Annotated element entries

● ● ● ●

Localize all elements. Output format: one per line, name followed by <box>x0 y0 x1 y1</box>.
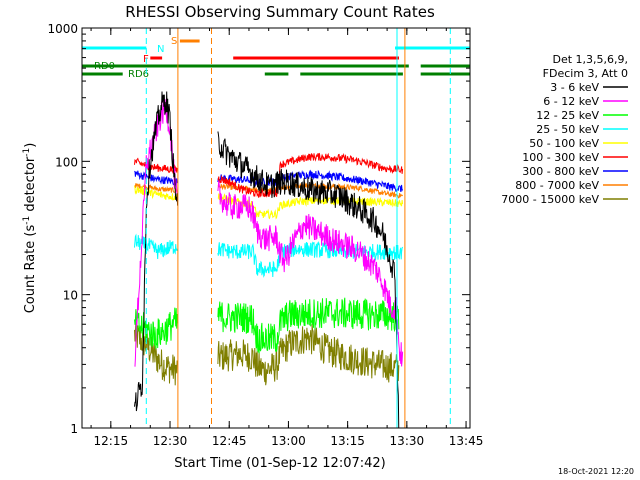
plot-area: RD0RD6FNS <box>82 28 470 428</box>
legend-label: 6 - 12 keV <box>543 95 599 108</box>
flag-label-rd6: RD6 <box>128 69 149 80</box>
legend-label: 100 - 300 keV <box>522 151 599 164</box>
legend-label: 12 - 25 keV <box>536 109 599 122</box>
x-axis-label: Start Time (01-Sep-12 12:07:42) <box>174 456 385 471</box>
legend: Det 1,3,5,6,9, FDecim 3, Att 0 3 - 6 keV… <box>501 53 628 206</box>
legend-label: 7000 - 15000 keV <box>501 193 599 206</box>
flag-label-rd0: RD0 <box>94 61 115 72</box>
series-layer <box>134 91 404 428</box>
legend-label: 800 - 7000 keV <box>515 179 599 192</box>
series-trace-7 <box>134 169 404 193</box>
series-trace-9 <box>134 320 400 386</box>
x-tick-label: 13:45 <box>449 434 484 448</box>
timestamp: 18-Oct-2021 12:20 <box>558 467 634 476</box>
series-trace-1 <box>134 91 400 428</box>
x-tick-label: 13:00 <box>271 434 306 448</box>
series-trace-3 <box>134 297 400 354</box>
y-tick-label: 100 <box>55 155 78 169</box>
x-tick-label: 12:45 <box>212 434 247 448</box>
legend-label: 3 - 6 keV <box>550 81 599 94</box>
flag-label-n: N <box>157 44 164 55</box>
legend-label: 25 - 50 keV <box>536 123 599 136</box>
x-tick-label: 13:30 <box>390 434 425 448</box>
legend-label: 300 - 800 keV <box>522 165 599 178</box>
y-tick-label: 1000 <box>47 22 78 36</box>
chart-title: RHESSI Observing Summary Count Rates <box>125 3 435 21</box>
axes: 12:15 12:30 12:45 13:00 13:15 13:30 13:45 1 10 10… <box>47 22 483 448</box>
series-trace-6 <box>134 152 404 198</box>
x-tick-label: 13:15 <box>330 434 365 448</box>
flag-label-s: S <box>171 36 177 47</box>
plot-frame <box>81 27 471 429</box>
legend-header-line: FDecim 3, Att 0 <box>543 67 628 80</box>
y-tick-label: 10 <box>63 289 78 303</box>
legend-header-line: Det 1,3,5,6,9, <box>552 53 628 66</box>
x-tick-label: 12:15 <box>94 434 129 448</box>
boundary-layer <box>145 28 451 428</box>
x-tick-label: 12:30 <box>153 434 188 448</box>
y-axis-label: Count Rate (s-1 detector-1) <box>22 143 38 314</box>
y-tick-label: 1 <box>70 422 78 436</box>
legend-label: 50 - 100 keV <box>529 137 599 150</box>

● ● ● ●

• Problem
Find each line in the records above that holds the string "layer" and copy those lines.

• Solution to the problem
series-layer <box>134 91 404 428</box>
boundary-layer <box>145 28 451 428</box>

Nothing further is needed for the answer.